→ STATED TASK: Return every record below exactly as written, omitting any pictures.

→ MATERIAL FOR THE TASK:
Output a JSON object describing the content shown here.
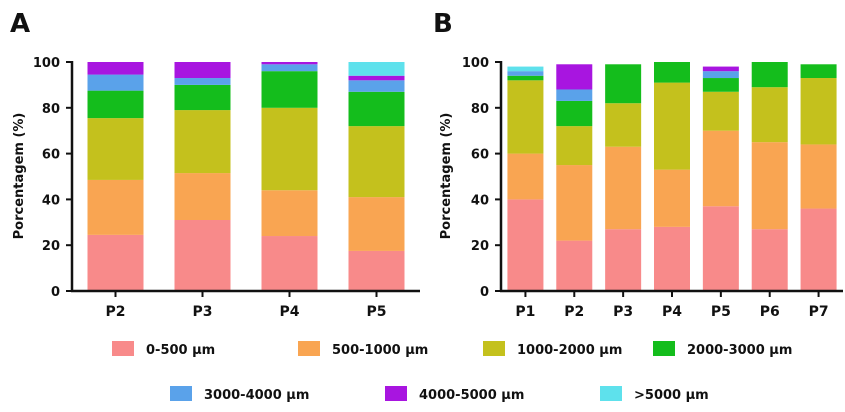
{
  "chart_data": [
    {
      "panel": "A",
      "type": "bar",
      "stacked": true,
      "ylabel": "Porcentagem (%)",
      "ylim": [
        0,
        100
      ],
      "yticks": [
        0,
        20,
        40,
        60,
        80,
        100
      ],
      "categories": [
        "P2",
        "P3",
        "P4",
        "P5"
      ],
      "series": [
        {
          "name": "0-500 µm",
          "color": "#f88a8a",
          "values": [
            24.5,
            31,
            24,
            17.5
          ]
        },
        {
          "name": "500-1000 µm",
          "color": "#f9a552",
          "values": [
            24,
            20.5,
            20,
            23.5
          ]
        },
        {
          "name": "1000-2000 µm",
          "color": "#c4c11d",
          "values": [
            27,
            27.5,
            36,
            31
          ]
        },
        {
          "name": "2000-3000 µm",
          "color": "#14bd1c",
          "values": [
            12,
            11,
            16,
            15
          ]
        },
        {
          "name": "3000-4000 µm",
          "color": "#5aa2ea",
          "values": [
            7,
            3,
            3,
            5
          ]
        },
        {
          "name": "4000-5000 µm",
          "color": "#a815e0",
          "values": [
            5.5,
            7,
            1,
            2
          ]
        },
        {
          "name": ">5000 µm",
          "color": "#5ee1ec",
          "values": [
            0,
            0,
            0,
            6
          ]
        }
      ]
    },
    {
      "panel": "B",
      "type": "bar",
      "stacked": true,
      "ylabel": "Porcentagem (%)",
      "ylim": [
        0,
        100
      ],
      "yticks": [
        0,
        20,
        40,
        60,
        80,
        100
      ],
      "categories": [
        "P1",
        "P2",
        "P3",
        "P4",
        "P5",
        "P6",
        "P7"
      ],
      "series": [
        {
          "name": "0-500 µm",
          "color": "#f88a8a",
          "values": [
            40,
            22,
            27,
            28,
            37,
            27,
            36
          ]
        },
        {
          "name": "500-1000 µm",
          "color": "#f9a552",
          "values": [
            20,
            33,
            36,
            25,
            33,
            38,
            28
          ]
        },
        {
          "name": "1000-2000 µm",
          "color": "#c4c11d",
          "values": [
            32,
            17,
            19,
            38,
            17,
            24,
            29
          ]
        },
        {
          "name": "2000-3000 µm",
          "color": "#14bd1c",
          "values": [
            2,
            11,
            17,
            9,
            6,
            11,
            6
          ]
        },
        {
          "name": "3000-4000 µm",
          "color": "#5aa2ea",
          "values": [
            2,
            5,
            0,
            0,
            3,
            0,
            0
          ]
        },
        {
          "name": "4000-5000 µm",
          "color": "#a815e0",
          "values": [
            0,
            11,
            0,
            0,
            2,
            0,
            0
          ]
        },
        {
          "name": ">5000 µm",
          "color": "#5ee1ec",
          "values": [
            2,
            0,
            0,
            0,
            0,
            0,
            0
          ]
        }
      ]
    }
  ],
  "legend": {
    "items": [
      {
        "label": "0-500 µm",
        "color": "#f88a8a"
      },
      {
        "label": "500-1000 µm",
        "color": "#f9a552"
      },
      {
        "label": "1000-2000 µm",
        "color": "#c4c11d"
      },
      {
        "label": "2000-3000 µm",
        "color": "#14bd1c"
      },
      {
        "label": "3000-4000 µm",
        "color": "#5aa2ea"
      },
      {
        "label": "4000-5000 µm",
        "color": "#a815e0"
      },
      {
        "label": ">5000 µm",
        "color": "#5ee1ec"
      }
    ]
  }
}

→ FINISHED TASK:
Output a JSON object describing the content shown here.
{
  "chart_data": [
    {
      "panel": "A",
      "type": "bar",
      "stacked": true,
      "ylabel": "Porcentagem (%)",
      "ylim": [
        0,
        100
      ],
      "yticks": [
        0,
        20,
        40,
        60,
        80,
        100
      ],
      "categories": [
        "P2",
        "P3",
        "P4",
        "P5"
      ],
      "series": [
        {
          "name": "0-500 µm",
          "color": "#f88a8a",
          "values": [
            24.5,
            31,
            24,
            17.5
          ]
        },
        {
          "name": "500-1000 µm",
          "color": "#f9a552",
          "values": [
            24,
            20.5,
            20,
            23.5
          ]
        },
        {
          "name": "1000-2000 µm",
          "color": "#c4c11d",
          "values": [
            27,
            27.5,
            36,
            31
          ]
        },
        {
          "name": "2000-3000 µm",
          "color": "#14bd1c",
          "values": [
            12,
            11,
            16,
            15
          ]
        },
        {
          "name": "3000-4000 µm",
          "color": "#5aa2ea",
          "values": [
            7,
            3,
            3,
            5
          ]
        },
        {
          "name": "4000-5000 µm",
          "color": "#a815e0",
          "values": [
            5.5,
            7,
            1,
            2
          ]
        },
        {
          "name": ">5000 µm",
          "color": "#5ee1ec",
          "values": [
            0,
            0,
            0,
            6
          ]
        }
      ]
    },
    {
      "panel": "B",
      "type": "bar",
      "stacked": true,
      "ylabel": "Porcentagem (%)",
      "ylim": [
        0,
        100
      ],
      "yticks": [
        0,
        20,
        40,
        60,
        80,
        100
      ],
      "categories": [
        "P1",
        "P2",
        "P3",
        "P4",
        "P5",
        "P6",
        "P7"
      ],
      "series": [
        {
          "name": "0-500 µm",
          "color": "#f88a8a",
          "values": [
            40,
            22,
            27,
            28,
            37,
            27,
            36
          ]
        },
        {
          "name": "500-1000 µm",
          "color": "#f9a552",
          "values": [
            20,
            33,
            36,
            25,
            33,
            38,
            28
          ]
        },
        {
          "name": "1000-2000 µm",
          "color": "#c4c11d",
          "values": [
            32,
            17,
            19,
            38,
            17,
            24,
            29
          ]
        },
        {
          "name": "2000-3000 µm",
          "color": "#14bd1c",
          "values": [
            2,
            11,
            17,
            9,
            6,
            11,
            6
          ]
        },
        {
          "name": "3000-4000 µm",
          "color": "#5aa2ea",
          "values": [
            2,
            5,
            0,
            0,
            3,
            0,
            0
          ]
        },
        {
          "name": "4000-5000 µm",
          "color": "#a815e0",
          "values": [
            0,
            11,
            0,
            0,
            2,
            0,
            0
          ]
        },
        {
          "name": ">5000 µm",
          "color": "#5ee1ec",
          "values": [
            2,
            0,
            0,
            0,
            0,
            0,
            0
          ]
        }
      ]
    }
  ],
  "legend": {
    "items": [
      {
        "label": "0-500 µm",
        "color": "#f88a8a"
      },
      {
        "label": "500-1000 µm",
        "color": "#f9a552"
      },
      {
        "label": "1000-2000 µm",
        "color": "#c4c11d"
      },
      {
        "label": "2000-3000 µm",
        "color": "#14bd1c"
      },
      {
        "label": "3000-4000 µm",
        "color": "#5aa2ea"
      },
      {
        "label": "4000-5000 µm",
        "color": "#a815e0"
      },
      {
        "label": ">5000 µm",
        "color": "#5ee1ec"
      }
    ]
  }
}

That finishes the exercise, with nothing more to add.